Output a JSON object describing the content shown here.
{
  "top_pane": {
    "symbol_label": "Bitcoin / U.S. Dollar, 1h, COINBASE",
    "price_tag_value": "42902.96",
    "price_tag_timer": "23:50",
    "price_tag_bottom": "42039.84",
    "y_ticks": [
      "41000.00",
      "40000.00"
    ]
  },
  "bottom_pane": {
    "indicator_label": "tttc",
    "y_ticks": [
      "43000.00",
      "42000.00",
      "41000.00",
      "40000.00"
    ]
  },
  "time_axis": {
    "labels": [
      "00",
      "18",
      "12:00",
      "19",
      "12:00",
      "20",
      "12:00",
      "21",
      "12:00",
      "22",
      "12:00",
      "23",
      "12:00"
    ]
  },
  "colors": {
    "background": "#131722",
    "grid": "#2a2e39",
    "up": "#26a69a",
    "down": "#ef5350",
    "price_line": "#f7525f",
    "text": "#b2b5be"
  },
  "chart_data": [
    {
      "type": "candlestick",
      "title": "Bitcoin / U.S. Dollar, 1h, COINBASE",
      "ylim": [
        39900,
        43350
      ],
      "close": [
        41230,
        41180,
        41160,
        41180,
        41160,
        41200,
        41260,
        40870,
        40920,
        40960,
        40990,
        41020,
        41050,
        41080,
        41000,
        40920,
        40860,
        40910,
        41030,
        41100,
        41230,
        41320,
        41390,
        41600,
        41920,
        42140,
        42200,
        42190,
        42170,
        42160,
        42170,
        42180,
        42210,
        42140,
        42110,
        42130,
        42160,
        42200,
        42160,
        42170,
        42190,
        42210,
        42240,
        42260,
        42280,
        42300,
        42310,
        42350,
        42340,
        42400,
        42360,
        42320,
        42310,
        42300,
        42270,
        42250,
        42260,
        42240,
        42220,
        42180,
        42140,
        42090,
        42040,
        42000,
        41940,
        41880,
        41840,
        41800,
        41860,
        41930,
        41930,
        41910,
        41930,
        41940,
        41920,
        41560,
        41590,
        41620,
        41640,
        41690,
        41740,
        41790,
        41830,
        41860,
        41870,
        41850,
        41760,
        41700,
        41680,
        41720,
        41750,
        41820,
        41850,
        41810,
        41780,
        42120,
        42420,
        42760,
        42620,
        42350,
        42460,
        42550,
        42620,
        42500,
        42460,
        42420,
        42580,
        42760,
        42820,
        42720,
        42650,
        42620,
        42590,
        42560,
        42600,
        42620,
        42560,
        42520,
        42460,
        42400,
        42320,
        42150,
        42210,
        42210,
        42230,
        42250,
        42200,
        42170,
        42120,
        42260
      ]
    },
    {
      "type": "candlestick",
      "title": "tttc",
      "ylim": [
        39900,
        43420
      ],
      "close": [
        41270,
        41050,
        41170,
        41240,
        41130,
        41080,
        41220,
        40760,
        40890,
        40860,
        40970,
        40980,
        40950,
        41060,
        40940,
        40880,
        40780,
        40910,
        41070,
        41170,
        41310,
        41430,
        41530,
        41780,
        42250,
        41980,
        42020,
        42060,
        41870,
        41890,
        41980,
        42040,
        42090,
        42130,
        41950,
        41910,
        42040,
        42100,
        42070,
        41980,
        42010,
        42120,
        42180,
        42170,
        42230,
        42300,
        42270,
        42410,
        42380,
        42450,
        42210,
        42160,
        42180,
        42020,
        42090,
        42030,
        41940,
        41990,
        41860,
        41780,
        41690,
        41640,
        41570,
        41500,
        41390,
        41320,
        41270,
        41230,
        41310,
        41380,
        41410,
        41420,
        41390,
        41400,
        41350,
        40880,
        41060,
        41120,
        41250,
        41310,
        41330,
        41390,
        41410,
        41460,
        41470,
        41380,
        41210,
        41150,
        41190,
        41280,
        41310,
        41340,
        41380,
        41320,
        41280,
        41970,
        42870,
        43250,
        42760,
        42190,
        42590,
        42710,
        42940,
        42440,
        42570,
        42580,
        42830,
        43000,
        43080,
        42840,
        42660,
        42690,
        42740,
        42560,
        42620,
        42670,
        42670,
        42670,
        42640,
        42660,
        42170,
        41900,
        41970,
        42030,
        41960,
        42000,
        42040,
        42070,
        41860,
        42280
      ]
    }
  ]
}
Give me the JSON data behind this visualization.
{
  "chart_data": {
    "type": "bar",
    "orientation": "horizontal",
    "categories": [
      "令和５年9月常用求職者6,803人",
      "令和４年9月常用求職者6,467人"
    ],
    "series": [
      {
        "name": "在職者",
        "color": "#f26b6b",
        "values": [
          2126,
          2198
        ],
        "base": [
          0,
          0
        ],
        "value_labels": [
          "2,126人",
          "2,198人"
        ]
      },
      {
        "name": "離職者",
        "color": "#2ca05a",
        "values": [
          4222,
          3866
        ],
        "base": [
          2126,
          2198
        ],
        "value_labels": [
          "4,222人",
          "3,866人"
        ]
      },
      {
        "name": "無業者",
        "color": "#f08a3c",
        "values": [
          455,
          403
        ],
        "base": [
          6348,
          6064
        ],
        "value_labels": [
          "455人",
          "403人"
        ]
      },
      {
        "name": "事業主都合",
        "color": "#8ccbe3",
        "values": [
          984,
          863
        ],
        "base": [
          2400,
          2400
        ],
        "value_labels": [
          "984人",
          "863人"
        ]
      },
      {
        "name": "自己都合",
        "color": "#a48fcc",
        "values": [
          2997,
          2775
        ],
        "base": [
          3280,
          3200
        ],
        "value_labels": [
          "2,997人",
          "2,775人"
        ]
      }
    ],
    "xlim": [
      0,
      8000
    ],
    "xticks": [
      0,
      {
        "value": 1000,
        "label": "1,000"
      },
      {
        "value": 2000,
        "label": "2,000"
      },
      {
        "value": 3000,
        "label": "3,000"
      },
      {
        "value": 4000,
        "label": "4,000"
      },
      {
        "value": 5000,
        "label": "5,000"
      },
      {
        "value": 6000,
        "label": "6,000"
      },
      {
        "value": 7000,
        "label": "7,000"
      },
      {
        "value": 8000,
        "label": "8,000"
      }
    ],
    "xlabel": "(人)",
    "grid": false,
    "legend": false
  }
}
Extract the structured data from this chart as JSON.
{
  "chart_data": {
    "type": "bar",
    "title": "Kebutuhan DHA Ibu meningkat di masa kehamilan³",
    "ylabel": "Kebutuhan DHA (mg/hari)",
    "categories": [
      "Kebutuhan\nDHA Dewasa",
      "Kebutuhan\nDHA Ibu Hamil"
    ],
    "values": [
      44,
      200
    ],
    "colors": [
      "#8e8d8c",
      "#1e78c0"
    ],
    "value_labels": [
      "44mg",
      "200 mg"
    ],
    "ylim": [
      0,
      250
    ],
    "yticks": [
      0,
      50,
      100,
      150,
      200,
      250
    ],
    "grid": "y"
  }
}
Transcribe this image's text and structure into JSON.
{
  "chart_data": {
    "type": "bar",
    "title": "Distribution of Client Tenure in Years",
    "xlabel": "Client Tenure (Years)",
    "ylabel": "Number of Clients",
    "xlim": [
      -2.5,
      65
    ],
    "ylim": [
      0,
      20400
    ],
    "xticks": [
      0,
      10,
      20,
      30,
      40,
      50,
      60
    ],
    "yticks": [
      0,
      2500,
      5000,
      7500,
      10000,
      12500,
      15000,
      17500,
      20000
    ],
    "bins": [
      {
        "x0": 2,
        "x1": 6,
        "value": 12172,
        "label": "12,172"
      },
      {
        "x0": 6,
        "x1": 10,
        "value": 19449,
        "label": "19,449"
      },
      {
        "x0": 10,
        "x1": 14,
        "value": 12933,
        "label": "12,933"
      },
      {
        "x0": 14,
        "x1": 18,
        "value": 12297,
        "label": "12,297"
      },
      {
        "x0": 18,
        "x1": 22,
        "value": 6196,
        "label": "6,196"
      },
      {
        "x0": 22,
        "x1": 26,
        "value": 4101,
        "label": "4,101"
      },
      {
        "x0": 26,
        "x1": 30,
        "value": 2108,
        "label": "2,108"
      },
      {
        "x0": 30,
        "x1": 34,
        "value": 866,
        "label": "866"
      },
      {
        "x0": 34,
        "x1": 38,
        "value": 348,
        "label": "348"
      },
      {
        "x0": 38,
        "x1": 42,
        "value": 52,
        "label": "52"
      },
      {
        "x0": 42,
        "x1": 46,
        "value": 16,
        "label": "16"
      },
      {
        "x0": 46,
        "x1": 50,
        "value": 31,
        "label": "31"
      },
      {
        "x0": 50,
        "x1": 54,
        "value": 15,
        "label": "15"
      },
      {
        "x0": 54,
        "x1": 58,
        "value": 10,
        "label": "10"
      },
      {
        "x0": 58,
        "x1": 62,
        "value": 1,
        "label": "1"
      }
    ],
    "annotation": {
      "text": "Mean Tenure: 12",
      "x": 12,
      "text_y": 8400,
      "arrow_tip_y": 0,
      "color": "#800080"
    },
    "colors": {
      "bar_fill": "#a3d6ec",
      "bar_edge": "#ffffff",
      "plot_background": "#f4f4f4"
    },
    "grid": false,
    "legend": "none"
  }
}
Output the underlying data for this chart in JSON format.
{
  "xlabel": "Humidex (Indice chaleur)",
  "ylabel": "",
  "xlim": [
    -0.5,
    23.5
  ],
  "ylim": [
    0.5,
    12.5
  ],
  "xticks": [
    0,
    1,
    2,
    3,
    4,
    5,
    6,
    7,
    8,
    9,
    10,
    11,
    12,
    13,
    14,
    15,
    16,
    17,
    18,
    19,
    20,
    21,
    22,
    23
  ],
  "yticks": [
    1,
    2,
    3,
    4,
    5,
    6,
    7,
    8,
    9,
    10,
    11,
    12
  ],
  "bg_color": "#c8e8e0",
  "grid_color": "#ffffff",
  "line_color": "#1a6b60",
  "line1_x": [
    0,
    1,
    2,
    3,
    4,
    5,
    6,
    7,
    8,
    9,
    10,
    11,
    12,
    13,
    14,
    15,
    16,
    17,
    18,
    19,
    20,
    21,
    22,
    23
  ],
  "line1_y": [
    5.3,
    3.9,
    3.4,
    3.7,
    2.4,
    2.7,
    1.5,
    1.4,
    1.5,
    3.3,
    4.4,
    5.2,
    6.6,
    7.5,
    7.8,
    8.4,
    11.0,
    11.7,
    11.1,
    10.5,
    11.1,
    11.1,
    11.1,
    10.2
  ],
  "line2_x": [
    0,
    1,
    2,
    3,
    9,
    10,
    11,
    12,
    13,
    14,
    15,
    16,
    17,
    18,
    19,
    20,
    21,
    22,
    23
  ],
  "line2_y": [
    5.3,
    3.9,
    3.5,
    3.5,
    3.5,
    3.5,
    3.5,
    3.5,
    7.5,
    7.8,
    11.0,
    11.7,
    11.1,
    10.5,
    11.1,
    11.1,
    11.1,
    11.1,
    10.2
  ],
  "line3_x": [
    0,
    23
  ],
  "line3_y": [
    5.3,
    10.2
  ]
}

** Task directions **
In the records above, find each line holding "Bitcoin" and copy it.

** Finished task **
    "symbol_label": "Bitcoin / U.S. Dollar, 1h, COINBASE",
      "title": "Bitcoin / U.S. Dollar, 1h, COINBASE",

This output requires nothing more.